[Your task]
Write out every entry word for word.

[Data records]
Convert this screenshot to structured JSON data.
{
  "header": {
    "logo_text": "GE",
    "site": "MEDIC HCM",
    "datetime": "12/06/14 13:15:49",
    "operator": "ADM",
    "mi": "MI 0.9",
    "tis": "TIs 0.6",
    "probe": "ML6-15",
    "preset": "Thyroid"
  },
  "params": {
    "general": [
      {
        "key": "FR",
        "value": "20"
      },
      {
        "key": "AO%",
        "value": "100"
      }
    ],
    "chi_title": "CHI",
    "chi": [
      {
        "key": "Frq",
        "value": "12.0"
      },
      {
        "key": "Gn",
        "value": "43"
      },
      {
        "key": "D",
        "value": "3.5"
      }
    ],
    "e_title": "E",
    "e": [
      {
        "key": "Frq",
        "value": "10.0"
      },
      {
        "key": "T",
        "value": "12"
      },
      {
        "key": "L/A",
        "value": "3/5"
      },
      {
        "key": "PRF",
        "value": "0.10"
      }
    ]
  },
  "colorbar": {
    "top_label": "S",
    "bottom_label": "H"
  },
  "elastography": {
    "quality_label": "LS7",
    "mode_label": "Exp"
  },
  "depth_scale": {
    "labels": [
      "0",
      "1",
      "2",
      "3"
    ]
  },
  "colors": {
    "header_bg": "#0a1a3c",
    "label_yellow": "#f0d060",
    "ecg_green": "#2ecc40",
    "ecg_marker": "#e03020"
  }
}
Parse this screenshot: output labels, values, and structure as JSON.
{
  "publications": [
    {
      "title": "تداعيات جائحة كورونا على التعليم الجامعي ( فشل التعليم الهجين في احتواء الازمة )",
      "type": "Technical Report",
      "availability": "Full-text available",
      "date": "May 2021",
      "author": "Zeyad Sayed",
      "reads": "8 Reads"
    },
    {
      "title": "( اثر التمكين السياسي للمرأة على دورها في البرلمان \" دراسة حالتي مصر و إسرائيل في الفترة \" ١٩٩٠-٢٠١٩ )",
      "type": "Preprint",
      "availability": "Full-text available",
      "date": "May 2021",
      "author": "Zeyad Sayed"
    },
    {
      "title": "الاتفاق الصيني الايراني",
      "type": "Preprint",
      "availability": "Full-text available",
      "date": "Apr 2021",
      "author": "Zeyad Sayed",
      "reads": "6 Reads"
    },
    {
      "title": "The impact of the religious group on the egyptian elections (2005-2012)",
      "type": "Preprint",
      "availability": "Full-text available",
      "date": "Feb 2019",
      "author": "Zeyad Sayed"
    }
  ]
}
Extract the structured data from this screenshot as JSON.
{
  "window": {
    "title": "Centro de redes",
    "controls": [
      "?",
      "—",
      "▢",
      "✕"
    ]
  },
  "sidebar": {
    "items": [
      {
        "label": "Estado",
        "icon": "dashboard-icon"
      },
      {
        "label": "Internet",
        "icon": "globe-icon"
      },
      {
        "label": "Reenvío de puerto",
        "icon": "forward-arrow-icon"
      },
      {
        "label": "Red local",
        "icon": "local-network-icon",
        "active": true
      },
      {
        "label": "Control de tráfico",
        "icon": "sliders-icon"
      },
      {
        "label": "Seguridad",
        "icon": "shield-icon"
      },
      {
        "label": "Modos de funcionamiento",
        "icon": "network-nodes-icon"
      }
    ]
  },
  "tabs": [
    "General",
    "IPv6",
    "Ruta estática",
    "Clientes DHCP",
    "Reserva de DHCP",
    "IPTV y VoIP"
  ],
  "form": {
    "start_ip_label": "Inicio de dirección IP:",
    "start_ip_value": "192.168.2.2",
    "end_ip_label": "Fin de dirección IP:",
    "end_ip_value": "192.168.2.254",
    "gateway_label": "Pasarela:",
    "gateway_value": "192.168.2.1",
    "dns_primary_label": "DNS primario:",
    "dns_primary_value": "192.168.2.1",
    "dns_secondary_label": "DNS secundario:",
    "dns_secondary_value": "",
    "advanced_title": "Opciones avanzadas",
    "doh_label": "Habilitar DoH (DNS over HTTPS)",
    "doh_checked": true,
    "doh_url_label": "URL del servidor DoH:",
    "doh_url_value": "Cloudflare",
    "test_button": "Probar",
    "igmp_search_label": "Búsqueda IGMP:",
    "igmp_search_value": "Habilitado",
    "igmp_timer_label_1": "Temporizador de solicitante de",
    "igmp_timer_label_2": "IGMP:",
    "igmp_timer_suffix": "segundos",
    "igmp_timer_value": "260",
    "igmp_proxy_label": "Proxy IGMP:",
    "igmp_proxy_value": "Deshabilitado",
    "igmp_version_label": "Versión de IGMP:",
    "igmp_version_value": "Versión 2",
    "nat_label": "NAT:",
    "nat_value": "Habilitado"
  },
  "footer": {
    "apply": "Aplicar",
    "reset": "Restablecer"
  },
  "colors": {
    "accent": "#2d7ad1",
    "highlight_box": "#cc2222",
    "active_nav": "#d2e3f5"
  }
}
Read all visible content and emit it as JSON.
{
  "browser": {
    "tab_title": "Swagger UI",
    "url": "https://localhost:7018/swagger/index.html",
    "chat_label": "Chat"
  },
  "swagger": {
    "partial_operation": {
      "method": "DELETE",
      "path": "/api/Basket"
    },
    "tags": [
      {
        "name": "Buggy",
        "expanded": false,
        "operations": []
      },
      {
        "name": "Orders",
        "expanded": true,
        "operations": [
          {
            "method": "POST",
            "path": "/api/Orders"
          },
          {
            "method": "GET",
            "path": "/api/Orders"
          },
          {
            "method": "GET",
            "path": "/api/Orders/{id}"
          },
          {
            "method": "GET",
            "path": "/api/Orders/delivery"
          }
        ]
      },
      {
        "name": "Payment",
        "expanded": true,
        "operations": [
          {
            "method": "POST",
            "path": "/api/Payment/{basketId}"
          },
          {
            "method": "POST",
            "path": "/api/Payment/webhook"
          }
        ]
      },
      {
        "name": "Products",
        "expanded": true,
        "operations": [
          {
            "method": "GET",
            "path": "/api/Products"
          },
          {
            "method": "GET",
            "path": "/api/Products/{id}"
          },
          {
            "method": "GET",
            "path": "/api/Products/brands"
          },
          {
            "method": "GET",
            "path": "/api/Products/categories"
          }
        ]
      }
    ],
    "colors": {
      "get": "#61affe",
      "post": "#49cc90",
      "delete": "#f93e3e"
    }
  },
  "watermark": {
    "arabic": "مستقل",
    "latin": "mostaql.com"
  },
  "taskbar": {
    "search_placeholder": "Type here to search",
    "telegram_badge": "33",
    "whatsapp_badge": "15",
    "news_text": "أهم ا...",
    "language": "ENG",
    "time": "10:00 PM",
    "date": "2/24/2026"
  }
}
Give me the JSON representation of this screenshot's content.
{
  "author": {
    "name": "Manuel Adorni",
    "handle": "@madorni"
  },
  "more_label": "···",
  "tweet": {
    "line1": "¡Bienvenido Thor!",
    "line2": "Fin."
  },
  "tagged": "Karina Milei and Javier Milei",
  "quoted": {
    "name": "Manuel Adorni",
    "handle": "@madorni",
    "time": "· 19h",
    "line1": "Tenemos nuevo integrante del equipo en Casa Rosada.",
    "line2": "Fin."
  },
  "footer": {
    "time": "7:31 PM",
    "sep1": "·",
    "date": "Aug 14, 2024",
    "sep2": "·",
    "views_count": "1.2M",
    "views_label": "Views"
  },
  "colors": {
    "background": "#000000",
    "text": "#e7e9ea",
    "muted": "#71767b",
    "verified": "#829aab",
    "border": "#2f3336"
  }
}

[The result]
Convert this screenshot to structured JSON data.
{
  "header": {
    "logo_text": "GE",
    "site": "MEDIC HCM",
    "datetime": "12/06/14 13:15:49",
    "operator": "ADM",
    "mi": "MI 0.9",
    "tis": "TIs 0.6",
    "probe": "ML6-15",
    "preset": "Thyroid"
  },
  "params": {
    "general": [
      {
        "key": "FR",
        "value": "20"
      },
      {
        "key": "AO%",
        "value": "100"
      }
    ],
    "chi_title": "CHI",
    "chi": [
      {
        "key": "Frq",
        "value": "12.0"
      },
      {
        "key": "Gn",
        "value": "43"
      },
      {
        "key": "D",
        "value": "3.5"
      }
    ],
    "e_title": "E",
    "e": [
      {
        "key": "Frq",
        "value": "10.0"
      },
      {
        "key": "T",
        "value": "12"
      },
      {
        "key": "L/A",
        "value": "3/5"
      },
      {
        "key": "PRF",
        "value": "0.10"
      }
    ]
  },
  "colorbar": {
    "top_label": "S",
    "bottom_label": "H"
  },
  "elastography": {
    "quality_label": "LS7",
    "mode_label": "Exp"
  },
  "depth_scale": {
    "labels": [
      "0",
      "1",
      "2",
      "3"
    ]
  },
  "colors": {
    "header_bg": "#0a1a3c",
    "label_yellow": "#f0d060",
    "ecg_green": "#2ecc40",
    "ecg_marker": "#e03020"
  }
}
Parse this screenshot: output labels, values, and structure as JSON.
{
  "publications": [
    {
      "title": "تداعيات جائحة كورونا على التعليم الجامعي ( فشل التعليم الهجين في احتواء الازمة )",
      "type": "Technical Report",
      "availability": "Full-text available",
      "date": "May 2021",
      "author": "Zeyad Sayed",
      "reads": "8 Reads"
    },
    {
      "title": "( اثر التمكين السياسي للمرأة على دورها في البرلمان \" دراسة حالتي مصر و إسرائيل في الفترة \" ١٩٩٠-٢٠١٩ )",
      "type": "Preprint",
      "availability": "Full-text available",
      "date": "May 2021",
      "author": "Zeyad Sayed"
    },
    {
      "title": "الاتفاق الصيني الايراني",
      "type": "Preprint",
      "availability": "Full-text available",
      "date": "Apr 2021",
      "author": "Zeyad Sayed",
      "reads": "6 Reads"
    },
    {
      "title": "The impact of the religious group on the egyptian elections (2005-2012)",
      "type": "Preprint",
      "availability": "Full-text available",
      "date": "Feb 2019",
      "author": "Zeyad Sayed"
    }
  ]
}
Extract the structured data from this screenshot as JSON.
{
  "window": {
    "title": "Centro de redes",
    "controls": [
      "?",
      "—",
      "▢",
      "✕"
    ]
  },
  "sidebar": {
    "items": [
      {
        "label": "Estado",
        "icon": "dashboard-icon"
      },
      {
        "label": "Internet",
        "icon": "globe-icon"
      },
      {
        "label": "Reenvío de puerto",
        "icon": "forward-arrow-icon"
      },
      {
        "label": "Red local",
        "icon": "local-network-icon",
        "active": true
      },
      {
        "label": "Control de tráfico",
        "icon": "sliders-icon"
      },
      {
        "label": "Seguridad",
        "icon": "shield-icon"
      },
      {
        "label": "Modos de funcionamiento",
        "icon": "network-nodes-icon"
      }
    ]
  },
  "tabs": [
    "General",
    "IPv6",
    "Ruta estática",
    "Clientes DHCP",
    "Reserva de DHCP",
    "IPTV y VoIP"
  ],
  "form": {
    "start_ip_label": "Inicio de dirección IP:",
    "start_ip_value": "192.168.2.2",
    "end_ip_label": "Fin de dirección IP:",
    "end_ip_value": "192.168.2.254",
    "gateway_label": "Pasarela:",
    "gateway_value": "192.168.2.1",
    "dns_primary_label": "DNS primario:",
    "dns_primary_value": "192.168.2.1",
    "dns_secondary_label": "DNS secundario:",
    "dns_secondary_value": "",
    "advanced_title": "Opciones avanzadas",
    "doh_label": "Habilitar DoH (DNS over HTTPS)",
    "doh_checked": true,
    "doh_url_label": "URL del servidor DoH:",
    "doh_url_value": "Cloudflare",
    "test_button": "Probar",
    "igmp_search_label": "Búsqueda IGMP:",
    "igmp_search_value": "Habilitado",
    "igmp_timer_label_1": "Temporizador de solicitante de",
    "igmp_timer_label_2": "IGMP:",
    "igmp_timer_suffix": "segundos",
    "igmp_timer_value": "260",
    "igmp_proxy_label": "Proxy IGMP:",
    "igmp_proxy_value": "Deshabilitado",
    "igmp_version_label": "Versión de IGMP:",
    "igmp_version_value": "Versión 2",
    "nat_label": "NAT:",
    "nat_value": "Habilitado"
  },
  "footer": {
    "apply": "Aplicar",
    "reset": "Restablecer"
  },
  "colors": {
    "accent": "#2d7ad1",
    "highlight_box": "#cc2222",
    "active_nav": "#d2e3f5"
  }
}
Read all visible content and emit it as JSON.
{
  "browser": {
    "tab_title": "Swagger UI",
    "url": "https://localhost:7018/swagger/index.html",
    "chat_label": "Chat"
  },
  "swagger": {
    "partial_operation": {
      "method": "DELETE",
      "path": "/api/Basket"
    },
    "tags": [
      {
        "name": "Buggy",
        "expanded": false,
        "operations": []
      },
      {
        "name": "Orders",
        "expanded": true,
        "operations": [
          {
            "method": "POST",
            "path": "/api/Orders"
          },
          {
            "method": "GET",
            "path": "/api/Orders"
          },
          {
            "method": "GET",
            "path": "/api/Orders/{id}"
          },
          {
            "method": "GET",
            "path": "/api/Orders/delivery"
          }
        ]
      },
      {
        "name": "Payment",
        "expanded": true,
        "operations": [
          {
            "method": "POST",
            "path": "/api/Payment/{basketId}"
          },
          {
            "method": "POST",
            "path": "/api/Payment/webhook"
          }
        ]
      },
      {
        "name": "Products",
        "expanded": true,
        "operations": [
          {
            "method": "GET",
            "path": "/api/Products"
          },
          {
            "method": "GET",
            "path": "/api/Products/{id}"
          },
          {
            "method": "GET",
            "path": "/api/Products/brands"
          },
          {
            "method": "GET",
            "path": "/api/Products/categories"
          }
        ]
      }
    ],
    "colors": {
      "get": "#61affe",
      "post": "#49cc90",
      "delete": "#f93e3e"
    }
  },
  "watermark": {
    "arabic": "مستقل",
    "latin": "mostaql.com"
  },
  "taskbar": {
    "search_placeholder": "Type here to search",
    "telegram_badge": "33",
    "whatsapp_badge": "15",
    "news_text": "أهم ا...",
    "language": "ENG",
    "time": "10:00 PM",
    "date": "2/24/2026"
  }
}
Give me the JSON representation of this screenshot's content.
{
  "author": {
    "name": "Manuel Adorni",
    "handle": "@madorni"
  },
  "more_label": "···",
  "tweet": {
    "line1": "¡Bienvenido Thor!",
    "line2": "Fin."
  },
  "tagged": "Karina Milei and Javier Milei",
  "quoted": {
    "name": "Manuel Adorni",
    "handle": "@madorni",
    "time": "· 19h",
    "line1": "Tenemos nuevo integrante del equipo en Casa Rosada.",
    "line2": "Fin."
  },
  "footer": {
    "time": "7:31 PM",
    "sep1": "·",
    "date": "Aug 14, 2024",
    "sep2": "·",
    "views_count": "1.2M",
    "views_label": "Views"
  },
  "colors": {
    "background": "#000000",
    "text": "#e7e9ea",
    "muted": "#71767b",
    "verified": "#829aab",
    "border": "#2f3336"
  }
}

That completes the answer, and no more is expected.